## start Exercise inputs

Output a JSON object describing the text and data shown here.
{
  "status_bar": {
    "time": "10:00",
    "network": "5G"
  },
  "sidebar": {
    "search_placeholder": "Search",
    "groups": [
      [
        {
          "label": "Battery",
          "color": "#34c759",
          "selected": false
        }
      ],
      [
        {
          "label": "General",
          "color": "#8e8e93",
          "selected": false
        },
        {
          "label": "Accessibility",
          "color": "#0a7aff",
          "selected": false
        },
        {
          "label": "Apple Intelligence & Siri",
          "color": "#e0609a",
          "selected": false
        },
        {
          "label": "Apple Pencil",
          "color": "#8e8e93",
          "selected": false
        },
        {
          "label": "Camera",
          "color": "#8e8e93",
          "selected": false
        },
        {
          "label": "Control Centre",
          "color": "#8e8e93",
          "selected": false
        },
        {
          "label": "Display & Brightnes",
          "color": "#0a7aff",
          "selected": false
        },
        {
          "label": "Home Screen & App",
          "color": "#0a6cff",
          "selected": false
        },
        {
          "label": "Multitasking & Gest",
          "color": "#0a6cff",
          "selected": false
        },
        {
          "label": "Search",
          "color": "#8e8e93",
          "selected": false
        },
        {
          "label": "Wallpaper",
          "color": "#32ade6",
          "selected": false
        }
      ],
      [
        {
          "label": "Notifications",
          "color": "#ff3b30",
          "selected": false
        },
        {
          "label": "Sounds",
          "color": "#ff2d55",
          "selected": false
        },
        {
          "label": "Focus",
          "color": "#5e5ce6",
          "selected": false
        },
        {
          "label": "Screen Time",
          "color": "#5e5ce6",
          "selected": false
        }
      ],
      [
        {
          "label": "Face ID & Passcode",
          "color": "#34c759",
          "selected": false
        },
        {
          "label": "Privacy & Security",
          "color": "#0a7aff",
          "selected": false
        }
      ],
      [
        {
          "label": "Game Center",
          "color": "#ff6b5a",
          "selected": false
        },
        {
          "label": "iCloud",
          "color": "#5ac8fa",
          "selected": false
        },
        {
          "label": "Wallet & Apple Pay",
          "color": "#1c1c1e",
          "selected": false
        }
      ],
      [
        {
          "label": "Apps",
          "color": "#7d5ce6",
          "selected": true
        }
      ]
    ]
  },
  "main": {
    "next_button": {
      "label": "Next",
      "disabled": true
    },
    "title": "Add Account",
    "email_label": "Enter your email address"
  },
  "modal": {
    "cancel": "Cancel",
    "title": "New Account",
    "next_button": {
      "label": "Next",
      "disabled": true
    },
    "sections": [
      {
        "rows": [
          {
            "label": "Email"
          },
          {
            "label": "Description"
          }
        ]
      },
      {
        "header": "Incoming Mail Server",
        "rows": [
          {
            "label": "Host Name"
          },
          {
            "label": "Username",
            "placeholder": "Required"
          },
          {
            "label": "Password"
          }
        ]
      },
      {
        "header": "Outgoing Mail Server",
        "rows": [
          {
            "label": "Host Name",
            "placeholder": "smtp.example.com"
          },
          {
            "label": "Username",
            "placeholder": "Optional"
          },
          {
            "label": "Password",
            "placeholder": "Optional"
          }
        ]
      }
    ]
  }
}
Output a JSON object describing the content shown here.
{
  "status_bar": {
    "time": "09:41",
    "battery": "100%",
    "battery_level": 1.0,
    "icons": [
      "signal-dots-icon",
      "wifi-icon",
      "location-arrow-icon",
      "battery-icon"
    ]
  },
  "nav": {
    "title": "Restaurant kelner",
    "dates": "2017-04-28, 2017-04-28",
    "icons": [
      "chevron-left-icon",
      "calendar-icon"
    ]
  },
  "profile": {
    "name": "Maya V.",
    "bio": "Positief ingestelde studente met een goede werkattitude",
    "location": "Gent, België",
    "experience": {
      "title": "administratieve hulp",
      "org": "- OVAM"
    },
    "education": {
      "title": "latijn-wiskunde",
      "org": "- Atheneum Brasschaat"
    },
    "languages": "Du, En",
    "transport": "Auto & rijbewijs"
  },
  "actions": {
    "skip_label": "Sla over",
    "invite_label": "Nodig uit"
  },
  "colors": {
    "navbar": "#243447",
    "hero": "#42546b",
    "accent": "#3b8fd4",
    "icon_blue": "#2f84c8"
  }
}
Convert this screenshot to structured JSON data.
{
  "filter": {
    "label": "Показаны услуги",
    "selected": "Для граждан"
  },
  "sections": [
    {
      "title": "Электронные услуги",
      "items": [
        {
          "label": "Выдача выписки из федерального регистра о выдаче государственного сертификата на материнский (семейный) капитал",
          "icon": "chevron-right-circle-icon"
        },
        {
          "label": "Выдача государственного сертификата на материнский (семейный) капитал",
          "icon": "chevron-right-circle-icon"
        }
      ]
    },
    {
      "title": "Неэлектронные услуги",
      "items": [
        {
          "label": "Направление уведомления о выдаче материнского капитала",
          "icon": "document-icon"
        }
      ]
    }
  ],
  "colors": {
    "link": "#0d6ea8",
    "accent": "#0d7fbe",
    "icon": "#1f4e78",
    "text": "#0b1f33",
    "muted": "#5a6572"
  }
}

## end Exercise inputs

* [Instructions for the task] Print all of the entries exactly as they are written.

* [Answer to the task]
Output a JSON object describing the text and data shown here.
{
  "status_bar": {
    "time": "10:00",
    "network": "5G"
  },
  "sidebar": {
    "search_placeholder": "Search",
    "groups": [
      [
        {
          "label": "Battery",
          "color": "#34c759",
          "selected": false
        }
      ],
      [
        {
          "label": "General",
          "color": "#8e8e93",
          "selected": false
        },
        {
          "label": "Accessibility",
          "color": "#0a7aff",
          "selected": false
        },
        {
          "label": "Apple Intelligence & Siri",
          "color": "#e0609a",
          "selected": false
        },
        {
          "label": "Apple Pencil",
          "color": "#8e8e93",
          "selected": false
        },
        {
          "label": "Camera",
          "color": "#8e8e93",
          "selected": false
        },
        {
          "label": "Control Centre",
          "color": "#8e8e93",
          "selected": false
        },
        {
          "label": "Display & Brightnes",
          "color": "#0a7aff",
          "selected": false
        },
        {
          "label": "Home Screen & App",
          "color": "#0a6cff",
          "selected": false
        },
        {
          "label": "Multitasking & Gest",
          "color": "#0a6cff",
          "selected": false
        },
        {
          "label": "Search",
          "color": "#8e8e93",
          "selected": false
        },
        {
          "label": "Wallpaper",
          "color": "#32ade6",
          "selected": false
        }
      ],
      [
        {
          "label": "Notifications",
          "color": "#ff3b30",
          "selected": false
        },
        {
          "label": "Sounds",
          "color": "#ff2d55",
          "selected": false
        },
        {
          "label": "Focus",
          "color": "#5e5ce6",
          "selected": false
        },
        {
          "label": "Screen Time",
          "color": "#5e5ce6",
          "selected": false
        }
      ],
      [
        {
          "label": "Face ID & Passcode",
          "color": "#34c759",
          "selected": false
        },
        {
          "label": "Privacy & Security",
          "color": "#0a7aff",
          "selected": false
        }
      ],
      [
        {
          "label": "Game Center",
          "color": "#ff6b5a",
          "selected": false
        },
        {
          "label": "iCloud",
          "color": "#5ac8fa",
          "selected": false
        },
        {
          "label": "Wallet & Apple Pay",
          "color": "#1c1c1e",
          "selected": false
        }
      ],
      [
        {
          "label": "Apps",
          "color": "#7d5ce6",
          "selected": true
        }
      ]
    ]
  },
  "main": {
    "next_button": {
      "label": "Next",
      "disabled": true
    },
    "title": "Add Account",
    "email_label": "Enter your email address"
  },
  "modal": {
    "cancel": "Cancel",
    "title": "New Account",
    "next_button": {
      "label": "Next",
      "disabled": true
    },
    "sections": [
      {
        "rows": [
          {
            "label": "Email"
          },
          {
            "label": "Description"
          }
        ]
      },
      {
        "header": "Incoming Mail Server",
        "rows": [
          {
            "label": "Host Name"
          },
          {
            "label": "Username",
            "placeholder": "Required"
          },
          {
            "label": "Password"
          }
        ]
      },
      {
        "header": "Outgoing Mail Server",
        "rows": [
          {
            "label": "Host Name",
            "placeholder": "smtp.example.com"
          },
          {
            "label": "Username",
            "placeholder": "Optional"
          },
          {
            "label": "Password",
            "placeholder": "Optional"
          }
        ]
      }
    ]
  }
}
Output a JSON object describing the content shown here.
{
  "status_bar": {
    "time": "09:41",
    "battery": "100%",
    "battery_level": 1.0,
    "icons": [
      "signal-dots-icon",
      "wifi-icon",
      "location-arrow-icon",
      "battery-icon"
    ]
  },
  "nav": {
    "title": "Restaurant kelner",
    "dates": "2017-04-28, 2017-04-28",
    "icons": [
      "chevron-left-icon",
      "calendar-icon"
    ]
  },
  "profile": {
    "name": "Maya V.",
    "bio": "Positief ingestelde studente met een goede werkattitude",
    "location": "Gent, België",
    "experience": {
      "title": "administratieve hulp",
      "org": "- OVAM"
    },
    "education": {
      "title": "latijn-wiskunde",
      "org": "- Atheneum Brasschaat"
    },
    "languages": "Du, En",
    "transport": "Auto & rijbewijs"
  },
  "actions": {
    "skip_label": "Sla over",
    "invite_label": "Nodig uit"
  },
  "colors": {
    "navbar": "#243447",
    "hero": "#42546b",
    "accent": "#3b8fd4",
    "icon_blue": "#2f84c8"
  }
}
Convert this screenshot to structured JSON data.
{
  "filter": {
    "label": "Показаны услуги",
    "selected": "Для граждан"
  },
  "sections": [
    {
      "title": "Электронные услуги",
      "items": [
        {
          "label": "Выдача выписки из федерального регистра о выдаче государственного сертификата на материнский (семейный) капитал",
          "icon": "chevron-right-circle-icon"
        },
        {
          "label": "Выдача государственного сертификата на материнский (семейный) капитал",
          "icon": "chevron-right-circle-icon"
        }
      ]
    },
    {
      "title": "Неэлектронные услуги",
      "items": [
        {
          "label": "Направление уведомления о выдаче материнского капитала",
          "icon": "document-icon"
        }
      ]
    }
  ],
  "colors": {
    "link": "#0d6ea8",
    "accent": "#0d7fbe",
    "icon": "#1f4e78",
    "text": "#0b1f33",
    "muted": "#5a6572"
  }
}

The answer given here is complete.